### [Task]
Omit the pictures, then reproduce every remaining record exactly.

[Data records]
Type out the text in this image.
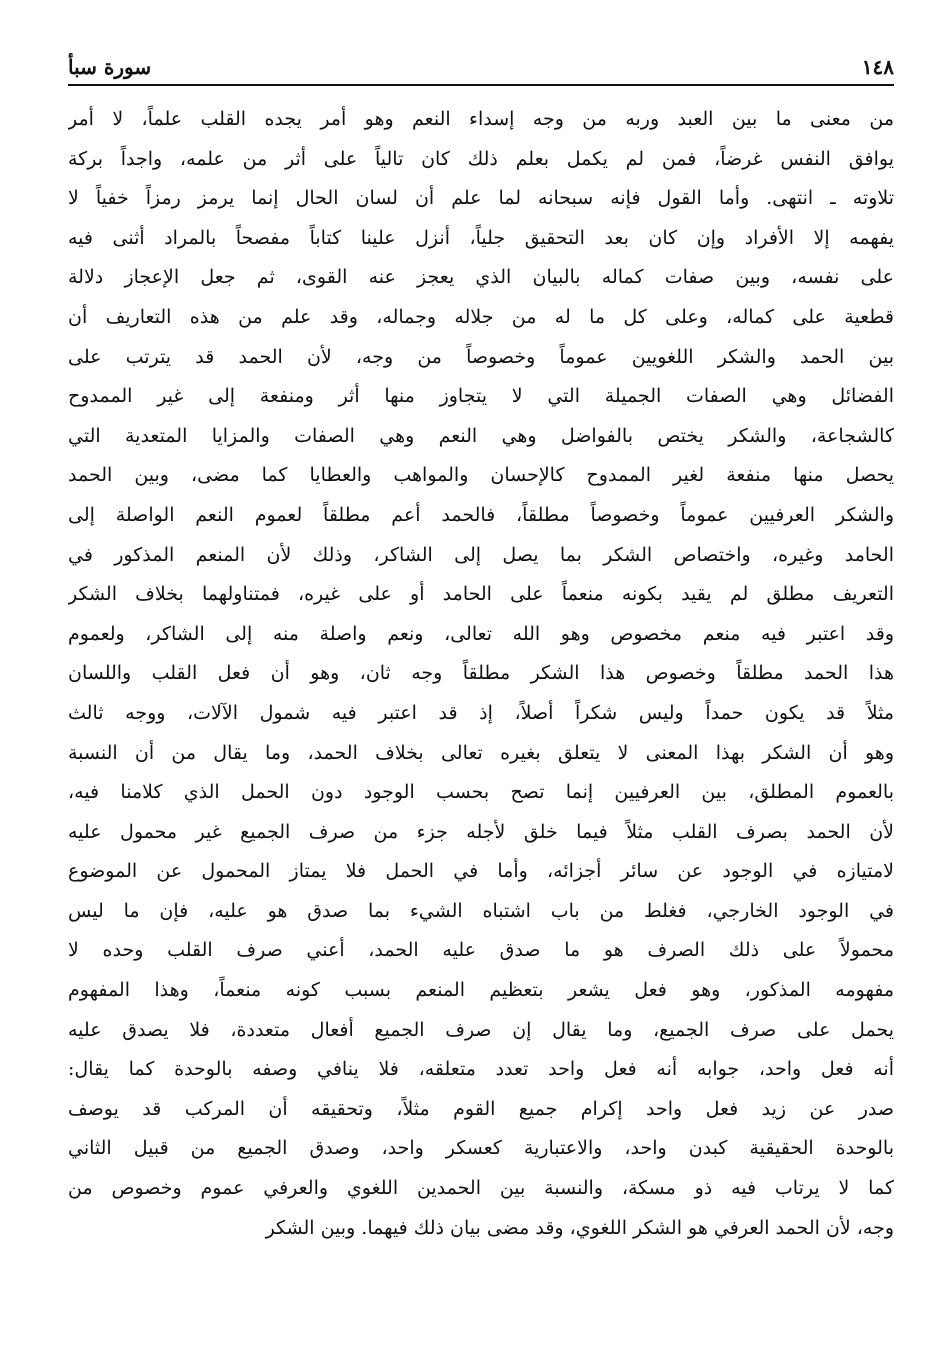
١٤٨
سورة سبأ
من معنى ما بين العبد وربه من وجه إسداء النعم وهو أمر يجده القلب علماً، لا أمر
يوافق النفس غرضاً، فمن لم يكمل بعلم ذلك كان تالياً على أثر من علمه، واجداً بركة
تلاوته ـ انتهى. وأما القول فإنه سبحانه لما علم أن لسان الحال إنما يرمز رمزاً خفياً لا
يفهمه إلا الأفراد وإن كان بعد التحقيق جلياً، أنزل علينا كتاباً مفصحاً بالمراد أثنى فيه
على نفسه، وبين صفات كماله بالبيان الذي يعجز عنه القوى، ثم جعل الإعجاز دلالة
قطعية على كماله، وعلى كل ما له من جلاله وجماله، وقد علم من هذه التعاريف أن
بين الحمد والشكر اللغويين عموماً وخصوصاً من وجه، لأن الحمد قد يترتب على
الفضائل وهي الصفات الجميلة التي لا يتجاوز منها أثر ومنفعة إلى غير الممدوح
كالشجاعة، والشكر يختص بالفواضل وهي النعم وهي الصفات والمزايا المتعدية التي
يحصل منها منفعة لغير الممدوح كالإحسان والمواهب والعطايا كما مضى، وبين الحمد
والشكر العرفيين عموماً وخصوصاً مطلقاً، فالحمد أعم مطلقاً لعموم النعم الواصلة إلى
الحامد وغيره، واختصاص الشكر بما يصل إلى الشاكر، وذلك لأن المنعم المذكور في
التعريف مطلق لم يقيد بكونه منعماً على الحامد أو على غيره، فمتناولهما بخلاف الشكر
وقد اعتبر فيه منعم مخصوص وهو الله تعالى، ونعم واصلة منه إلى الشاكر، ولعموم
هذا الحمد مطلقاً وخصوص هذا الشكر مطلقاً وجه ثان، وهو أن فعل القلب واللسان
مثلاً قد يكون حمداً وليس شكراً أصلاً، إذ قد اعتبر فيه شمول الآلات، ووجه ثالث
وهو أن الشكر بهذا المعنى لا يتعلق بغيره تعالى بخلاف الحمد، وما يقال من أن النسبة
بالعموم المطلق، بين العرفيين إنما تصح بحسب الوجود دون الحمل الذي كلامنا فيه،
لأن الحمد بصرف القلب مثلاً فيما خلق لأجله جزء من صرف الجميع غير محمول عليه
لامتيازه في الوجود عن سائر أجزائه، وأما في الحمل فلا يمتاز المحمول عن الموضوع
في الوجود الخارجي، فغلط من باب اشتباه الشيء بما صدق هو عليه، فإن ما ليس
محمولاً على ذلك الصرف هو ما صدق عليه الحمد، أعني صرف القلب وحده لا
مفهومه المذكور، وهو فعل يشعر بتعظيم المنعم بسبب كونه منعماً، وهذا المفهوم
يحمل على صرف الجميع، وما يقال إن صرف الجميع أفعال متعددة، فلا يصدق عليه
أنه فعل واحد، جوابه أنه فعل واحد تعدد متعلقه، فلا ينافي وصفه بالوحدة كما يقال:
صدر عن زيد فعل واحد إكرام جميع القوم مثلاً، وتحقيقه أن المركب قد يوصف
بالوحدة الحقيقية كبدن واحد، والاعتبارية كعسكر واحد، وصدق الجميع من قبيل الثاني
كما لا يرتاب فيه ذو مسكة، والنسبة بين الحمدين اللغوي والعرفي عموم وخصوص من
وجه، لأن الحمد العرفي هو الشكر اللغوي، وقد مضى بيان ذلك فيهما. وبين الشكر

### [Full solution]
Type out the text in this image.
١٤٨
سورة سبأ
من معنى ما بين العبد وربه من وجه إسداء النعم وهو أمر يجده القلب علماً، لا أمر
يوافق النفس غرضاً، فمن لم يكمل بعلم ذلك كان تالياً على أثر من علمه، واجداً بركة
تلاوته ـ انتهى. وأما القول فإنه سبحانه لما علم أن لسان الحال إنما يرمز رمزاً خفياً لا
يفهمه إلا الأفراد وإن كان بعد التحقيق جلياً، أنزل علينا كتاباً مفصحاً بالمراد أثنى فيه
على نفسه، وبين صفات كماله بالبيان الذي يعجز عنه القوى، ثم جعل الإعجاز دلالة
قطعية على كماله، وعلى كل ما له من جلاله وجماله، وقد علم من هذه التعاريف أن
بين الحمد والشكر اللغويين عموماً وخصوصاً من وجه، لأن الحمد قد يترتب على
الفضائل وهي الصفات الجميلة التي لا يتجاوز منها أثر ومنفعة إلى غير الممدوح
كالشجاعة، والشكر يختص بالفواضل وهي النعم وهي الصفات والمزايا المتعدية التي
يحصل منها منفعة لغير الممدوح كالإحسان والمواهب والعطايا كما مضى، وبين الحمد
والشكر العرفيين عموماً وخصوصاً مطلقاً، فالحمد أعم مطلقاً لعموم النعم الواصلة إلى
الحامد وغيره، واختصاص الشكر بما يصل إلى الشاكر، وذلك لأن المنعم المذكور في
التعريف مطلق لم يقيد بكونه منعماً على الحامد أو على غيره، فمتناولهما بخلاف الشكر
وقد اعتبر فيه منعم مخصوص وهو الله تعالى، ونعم واصلة منه إلى الشاكر، ولعموم
هذا الحمد مطلقاً وخصوص هذا الشكر مطلقاً وجه ثان، وهو أن فعل القلب واللسان
مثلاً قد يكون حمداً وليس شكراً أصلاً، إذ قد اعتبر فيه شمول الآلات، ووجه ثالث
وهو أن الشكر بهذا المعنى لا يتعلق بغيره تعالى بخلاف الحمد، وما يقال من أن النسبة
بالعموم المطلق، بين العرفيين إنما تصح بحسب الوجود دون الحمل الذي كلامنا فيه،
لأن الحمد بصرف القلب مثلاً فيما خلق لأجله جزء من صرف الجميع غير محمول عليه
لامتيازه في الوجود عن سائر أجزائه، وأما في الحمل فلا يمتاز المحمول عن الموضوع
في الوجود الخارجي، فغلط من باب اشتباه الشيء بما صدق هو عليه، فإن ما ليس
محمولاً على ذلك الصرف هو ما صدق عليه الحمد، أعني صرف القلب وحده لا
مفهومه المذكور، وهو فعل يشعر بتعظيم المنعم بسبب كونه منعماً، وهذا المفهوم
يحمل على صرف الجميع، وما يقال إن صرف الجميع أفعال متعددة، فلا يصدق عليه
أنه فعل واحد، جوابه أنه فعل واحد تعدد متعلقه، فلا ينافي وصفه بالوحدة كما يقال:
صدر عن زيد فعل واحد إكرام جميع القوم مثلاً، وتحقيقه أن المركب قد يوصف
بالوحدة الحقيقية كبدن واحد، والاعتبارية كعسكر واحد، وصدق الجميع من قبيل الثاني
كما لا يرتاب فيه ذو مسكة، والنسبة بين الحمدين اللغوي والعرفي عموم وخصوص من
وجه، لأن الحمد العرفي هو الشكر اللغوي، وقد مضى بيان ذلك فيهما. وبين الشكر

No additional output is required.